*What the task asks*. Lines containing the string "Client" are to be counted; report the number and nothing more.

-- Begin Input material --

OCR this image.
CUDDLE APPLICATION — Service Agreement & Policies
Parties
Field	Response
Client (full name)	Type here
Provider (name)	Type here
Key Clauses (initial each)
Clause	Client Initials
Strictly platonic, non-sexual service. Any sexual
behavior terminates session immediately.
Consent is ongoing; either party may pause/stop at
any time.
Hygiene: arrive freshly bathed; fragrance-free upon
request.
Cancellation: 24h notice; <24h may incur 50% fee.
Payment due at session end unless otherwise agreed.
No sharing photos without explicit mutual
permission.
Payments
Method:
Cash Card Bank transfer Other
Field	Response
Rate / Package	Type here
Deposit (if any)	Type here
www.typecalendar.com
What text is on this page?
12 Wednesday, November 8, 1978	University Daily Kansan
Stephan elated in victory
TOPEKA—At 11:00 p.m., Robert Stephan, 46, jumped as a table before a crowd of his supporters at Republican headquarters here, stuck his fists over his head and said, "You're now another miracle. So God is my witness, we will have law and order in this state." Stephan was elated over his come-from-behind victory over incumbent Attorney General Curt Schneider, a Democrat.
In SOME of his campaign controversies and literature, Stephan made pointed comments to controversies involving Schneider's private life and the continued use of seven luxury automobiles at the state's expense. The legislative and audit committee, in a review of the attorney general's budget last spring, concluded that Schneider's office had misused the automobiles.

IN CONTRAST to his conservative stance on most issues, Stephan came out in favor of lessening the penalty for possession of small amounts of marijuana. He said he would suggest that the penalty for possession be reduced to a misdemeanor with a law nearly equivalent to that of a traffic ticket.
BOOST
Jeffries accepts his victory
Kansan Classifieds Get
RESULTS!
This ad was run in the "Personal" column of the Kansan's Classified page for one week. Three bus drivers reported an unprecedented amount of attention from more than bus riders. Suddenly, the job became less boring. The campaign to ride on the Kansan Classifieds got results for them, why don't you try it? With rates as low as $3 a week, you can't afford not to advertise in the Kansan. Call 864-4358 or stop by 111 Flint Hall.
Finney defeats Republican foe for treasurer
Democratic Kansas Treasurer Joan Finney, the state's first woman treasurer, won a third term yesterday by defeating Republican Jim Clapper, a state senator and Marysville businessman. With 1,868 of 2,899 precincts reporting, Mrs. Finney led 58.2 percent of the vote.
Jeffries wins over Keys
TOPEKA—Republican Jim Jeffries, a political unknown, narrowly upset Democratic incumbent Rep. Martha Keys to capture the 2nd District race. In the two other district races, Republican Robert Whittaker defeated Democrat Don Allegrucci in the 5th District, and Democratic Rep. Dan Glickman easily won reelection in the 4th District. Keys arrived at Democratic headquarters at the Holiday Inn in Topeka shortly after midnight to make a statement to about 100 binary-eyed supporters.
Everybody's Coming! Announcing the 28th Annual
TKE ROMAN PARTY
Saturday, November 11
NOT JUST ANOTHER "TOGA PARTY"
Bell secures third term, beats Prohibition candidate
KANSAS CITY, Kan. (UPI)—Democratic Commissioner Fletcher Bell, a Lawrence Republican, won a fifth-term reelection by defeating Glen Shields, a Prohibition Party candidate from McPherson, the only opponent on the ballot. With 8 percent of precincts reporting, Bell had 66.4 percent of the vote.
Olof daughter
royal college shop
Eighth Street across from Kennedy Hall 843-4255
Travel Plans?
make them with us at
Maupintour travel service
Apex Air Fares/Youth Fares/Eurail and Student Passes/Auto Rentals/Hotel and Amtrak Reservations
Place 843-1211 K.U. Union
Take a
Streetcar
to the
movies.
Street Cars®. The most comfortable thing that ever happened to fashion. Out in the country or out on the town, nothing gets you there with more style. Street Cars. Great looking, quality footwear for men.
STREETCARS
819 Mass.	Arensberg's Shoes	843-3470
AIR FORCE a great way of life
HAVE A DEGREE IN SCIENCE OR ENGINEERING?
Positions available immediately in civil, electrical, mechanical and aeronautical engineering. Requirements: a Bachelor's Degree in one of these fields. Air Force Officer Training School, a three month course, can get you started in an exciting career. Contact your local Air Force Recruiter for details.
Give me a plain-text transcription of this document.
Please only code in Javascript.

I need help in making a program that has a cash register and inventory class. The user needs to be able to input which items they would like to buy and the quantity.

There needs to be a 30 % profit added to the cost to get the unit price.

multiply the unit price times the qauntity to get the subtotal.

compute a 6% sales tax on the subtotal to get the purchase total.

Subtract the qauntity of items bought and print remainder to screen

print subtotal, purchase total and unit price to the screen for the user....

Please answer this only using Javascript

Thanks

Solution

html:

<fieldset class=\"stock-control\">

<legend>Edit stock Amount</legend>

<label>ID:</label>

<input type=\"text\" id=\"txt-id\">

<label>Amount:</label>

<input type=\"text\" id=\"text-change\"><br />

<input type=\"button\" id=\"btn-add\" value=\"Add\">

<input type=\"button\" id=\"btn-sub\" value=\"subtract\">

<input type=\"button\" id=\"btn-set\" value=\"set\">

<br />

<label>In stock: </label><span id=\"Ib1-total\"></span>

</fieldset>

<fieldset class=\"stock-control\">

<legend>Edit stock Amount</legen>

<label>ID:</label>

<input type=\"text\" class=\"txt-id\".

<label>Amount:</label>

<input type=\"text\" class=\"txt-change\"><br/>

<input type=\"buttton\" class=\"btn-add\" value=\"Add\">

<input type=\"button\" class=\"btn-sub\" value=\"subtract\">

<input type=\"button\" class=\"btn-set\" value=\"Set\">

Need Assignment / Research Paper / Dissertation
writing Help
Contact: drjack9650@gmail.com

-- End Input material --

*Result for this task*. 2